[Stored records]
::::::::::
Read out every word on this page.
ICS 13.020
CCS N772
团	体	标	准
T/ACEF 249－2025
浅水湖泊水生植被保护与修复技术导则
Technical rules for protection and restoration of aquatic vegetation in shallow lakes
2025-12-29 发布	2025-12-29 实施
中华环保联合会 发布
::::::::::
### TASK OBJECTIVE
Nothing in the listing may be changed; retype it all exactly.

### TASK SOLUTION
Read out every word on this page.
ICS 13.020
CCS N772
团	体	标	准
T/ACEF 249－2025
浅水湖泊水生植被保护与修复技术导则
Technical rules for protection and restoration of aquatic vegetation in shallow lakes
2025-12-29 发布	2025-12-29 实施
中华环保联合会 发布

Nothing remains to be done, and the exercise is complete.